● Set exercise:
Reproduce each record exactly.

● Provided data:
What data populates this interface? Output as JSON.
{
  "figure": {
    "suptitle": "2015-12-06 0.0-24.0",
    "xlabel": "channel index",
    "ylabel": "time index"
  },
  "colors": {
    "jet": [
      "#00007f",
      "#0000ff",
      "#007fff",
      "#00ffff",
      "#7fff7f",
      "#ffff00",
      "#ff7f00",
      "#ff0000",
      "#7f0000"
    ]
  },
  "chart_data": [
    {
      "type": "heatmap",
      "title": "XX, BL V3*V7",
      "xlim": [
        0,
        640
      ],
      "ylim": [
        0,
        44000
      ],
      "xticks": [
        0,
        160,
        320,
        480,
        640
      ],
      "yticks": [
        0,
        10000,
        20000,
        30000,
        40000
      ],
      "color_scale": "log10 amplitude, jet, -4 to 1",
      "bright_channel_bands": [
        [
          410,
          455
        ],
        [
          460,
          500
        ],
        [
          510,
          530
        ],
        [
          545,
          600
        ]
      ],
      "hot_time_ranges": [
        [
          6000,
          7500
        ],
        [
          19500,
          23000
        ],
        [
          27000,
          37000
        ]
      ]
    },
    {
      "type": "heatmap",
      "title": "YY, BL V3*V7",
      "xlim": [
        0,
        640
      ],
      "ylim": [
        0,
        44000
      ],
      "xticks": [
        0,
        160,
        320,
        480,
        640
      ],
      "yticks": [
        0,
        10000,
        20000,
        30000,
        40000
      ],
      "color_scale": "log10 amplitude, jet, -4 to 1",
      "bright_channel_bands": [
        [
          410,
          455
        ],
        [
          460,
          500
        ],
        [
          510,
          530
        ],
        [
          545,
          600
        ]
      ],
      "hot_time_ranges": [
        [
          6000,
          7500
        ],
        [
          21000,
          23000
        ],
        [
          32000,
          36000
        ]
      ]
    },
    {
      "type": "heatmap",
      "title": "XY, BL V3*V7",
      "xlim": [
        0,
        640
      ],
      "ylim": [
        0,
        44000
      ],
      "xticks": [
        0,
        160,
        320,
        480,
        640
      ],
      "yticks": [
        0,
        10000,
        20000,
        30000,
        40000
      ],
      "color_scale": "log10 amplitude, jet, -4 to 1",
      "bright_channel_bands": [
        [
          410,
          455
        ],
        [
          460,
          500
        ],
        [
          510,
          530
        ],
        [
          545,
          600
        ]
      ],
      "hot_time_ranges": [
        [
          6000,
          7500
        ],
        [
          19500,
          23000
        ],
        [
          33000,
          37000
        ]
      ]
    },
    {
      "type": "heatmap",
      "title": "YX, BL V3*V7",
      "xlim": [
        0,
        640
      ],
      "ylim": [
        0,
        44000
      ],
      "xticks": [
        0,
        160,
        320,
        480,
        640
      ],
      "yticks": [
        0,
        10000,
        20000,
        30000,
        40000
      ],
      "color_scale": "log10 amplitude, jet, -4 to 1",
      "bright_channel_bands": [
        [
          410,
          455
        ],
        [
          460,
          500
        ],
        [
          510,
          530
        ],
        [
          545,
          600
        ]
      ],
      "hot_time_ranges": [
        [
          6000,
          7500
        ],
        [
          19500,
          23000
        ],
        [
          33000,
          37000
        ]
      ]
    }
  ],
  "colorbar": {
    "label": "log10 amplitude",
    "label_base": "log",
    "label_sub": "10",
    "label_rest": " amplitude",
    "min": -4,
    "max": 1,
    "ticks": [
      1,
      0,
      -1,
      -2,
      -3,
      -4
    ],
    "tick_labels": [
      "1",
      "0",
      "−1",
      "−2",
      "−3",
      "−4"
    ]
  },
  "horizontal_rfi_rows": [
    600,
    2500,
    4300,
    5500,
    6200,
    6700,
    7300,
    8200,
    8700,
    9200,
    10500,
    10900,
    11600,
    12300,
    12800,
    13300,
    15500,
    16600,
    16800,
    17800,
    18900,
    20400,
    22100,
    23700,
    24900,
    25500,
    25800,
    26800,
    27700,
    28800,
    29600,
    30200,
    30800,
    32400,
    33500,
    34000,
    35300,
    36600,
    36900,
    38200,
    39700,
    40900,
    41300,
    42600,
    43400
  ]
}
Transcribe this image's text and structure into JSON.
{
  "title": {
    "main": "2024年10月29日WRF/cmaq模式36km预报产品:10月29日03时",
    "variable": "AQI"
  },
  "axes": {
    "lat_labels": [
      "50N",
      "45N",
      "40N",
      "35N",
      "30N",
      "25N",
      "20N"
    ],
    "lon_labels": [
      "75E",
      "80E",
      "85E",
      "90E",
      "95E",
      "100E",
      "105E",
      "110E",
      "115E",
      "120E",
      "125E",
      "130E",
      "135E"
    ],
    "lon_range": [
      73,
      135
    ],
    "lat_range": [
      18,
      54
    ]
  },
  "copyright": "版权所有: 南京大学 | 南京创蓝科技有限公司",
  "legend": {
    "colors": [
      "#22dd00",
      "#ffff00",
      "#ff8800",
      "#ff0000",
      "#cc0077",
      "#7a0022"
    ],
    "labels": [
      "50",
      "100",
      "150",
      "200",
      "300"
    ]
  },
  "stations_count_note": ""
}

● Answer below:
What data populates this interface? Output as JSON.
{
  "figure": {
    "suptitle": "2015-12-06 0.0-24.0",
    "xlabel": "channel index",
    "ylabel": "time index"
  },
  "colors": {
    "jet": [
      "#00007f",
      "#0000ff",
      "#007fff",
      "#00ffff",
      "#7fff7f",
      "#ffff00",
      "#ff7f00",
      "#ff0000",
      "#7f0000"
    ]
  },
  "chart_data": [
    {
      "type": "heatmap",
      "title": "XX, BL V3*V7",
      "xlim": [
        0,
        640
      ],
      "ylim": [
        0,
        44000
      ],
      "xticks": [
        0,
        160,
        320,
        480,
        640
      ],
      "yticks": [
        0,
        10000,
        20000,
        30000,
        40000
      ],
      "color_scale": "log10 amplitude, jet, -4 to 1",
      "bright_channel_bands": [
        [
          410,
          455
        ],
        [
          460,
          500
        ],
        [
          510,
          530
        ],
        [
          545,
          600
        ]
      ],
      "hot_time_ranges": [
        [
          6000,
          7500
        ],
        [
          19500,
          23000
        ],
        [
          27000,
          37000
        ]
      ]
    },
    {
      "type": "heatmap",
      "title": "YY, BL V3*V7",
      "xlim": [
        0,
        640
      ],
      "ylim": [
        0,
        44000
      ],
      "xticks": [
        0,
        160,
        320,
        480,
        640
      ],
      "yticks": [
        0,
        10000,
        20000,
        30000,
        40000
      ],
      "color_scale": "log10 amplitude, jet, -4 to 1",
      "bright_channel_bands": [
        [
          410,
          455
        ],
        [
          460,
          500
        ],
        [
          510,
          530
        ],
        [
          545,
          600
        ]
      ],
      "hot_time_ranges": [
        [
          6000,
          7500
        ],
        [
          21000,
          23000
        ],
        [
          32000,
          36000
        ]
      ]
    },
    {
      "type": "heatmap",
      "title": "XY, BL V3*V7",
      "xlim": [
        0,
        640
      ],
      "ylim": [
        0,
        44000
      ],
      "xticks": [
        0,
        160,
        320,
        480,
        640
      ],
      "yticks": [
        0,
        10000,
        20000,
        30000,
        40000
      ],
      "color_scale": "log10 amplitude, jet, -4 to 1",
      "bright_channel_bands": [
        [
          410,
          455
        ],
        [
          460,
          500
        ],
        [
          510,
          530
        ],
        [
          545,
          600
        ]
      ],
      "hot_time_ranges": [
        [
          6000,
          7500
        ],
        [
          19500,
          23000
        ],
        [
          33000,
          37000
        ]
      ]
    },
    {
      "type": "heatmap",
      "title": "YX, BL V3*V7",
      "xlim": [
        0,
        640
      ],
      "ylim": [
        0,
        44000
      ],
      "xticks": [
        0,
        160,
        320,
        480,
        640
      ],
      "yticks": [
        0,
        10000,
        20000,
        30000,
        40000
      ],
      "color_scale": "log10 amplitude, jet, -4 to 1",
      "bright_channel_bands": [
        [
          410,
          455
        ],
        [
          460,
          500
        ],
        [
          510,
          530
        ],
        [
          545,
          600
        ]
      ],
      "hot_time_ranges": [
        [
          6000,
          7500
        ],
        [
          19500,
          23000
        ],
        [
          33000,
          37000
        ]
      ]
    }
  ],
  "colorbar": {
    "label": "log10 amplitude",
    "label_base": "log",
    "label_sub": "10",
    "label_rest": " amplitude",
    "min": -4,
    "max": 1,
    "ticks": [
      1,
      0,
      -1,
      -2,
      -3,
      -4
    ],
    "tick_labels": [
      "1",
      "0",
      "−1",
      "−2",
      "−3",
      "−4"
    ]
  },
  "horizontal_rfi_rows": [
    600,
    2500,
    4300,
    5500,
    6200,
    6700,
    7300,
    8200,
    8700,
    9200,
    10500,
    10900,
    11600,
    12300,
    12800,
    13300,
    15500,
    16600,
    16800,
    17800,
    18900,
    20400,
    22100,
    23700,
    24900,
    25500,
    25800,
    26800,
    27700,
    28800,
    29600,
    30200,
    30800,
    32400,
    33500,
    34000,
    35300,
    36600,
    36900,
    38200,
    39700,
    40900,
    41300,
    42600,
    43400
  ]
}
Transcribe this image's text and structure into JSON.
{
  "title": {
    "main": "2024年10月29日WRF/cmaq模式36km预报产品:10月29日03时",
    "variable": "AQI"
  },
  "axes": {
    "lat_labels": [
      "50N",
      "45N",
      "40N",
      "35N",
      "30N",
      "25N",
      "20N"
    ],
    "lon_labels": [
      "75E",
      "80E",
      "85E",
      "90E",
      "95E",
      "100E",
      "105E",
      "110E",
      "115E",
      "120E",
      "125E",
      "130E",
      "135E"
    ],
    "lon_range": [
      73,
      135
    ],
    "lat_range": [
      18,
      54
    ]
  },
  "copyright": "版权所有: 南京大学 | 南京创蓝科技有限公司",
  "legend": {
    "colors": [
      "#22dd00",
      "#ffff00",
      "#ff8800",
      "#ff0000",
      "#cc0077",
      "#7a0022"
    ],
    "labels": [
      "50",
      "100",
      "150",
      "200",
      "300"
    ]
  },
  "stations_count_note": ""
}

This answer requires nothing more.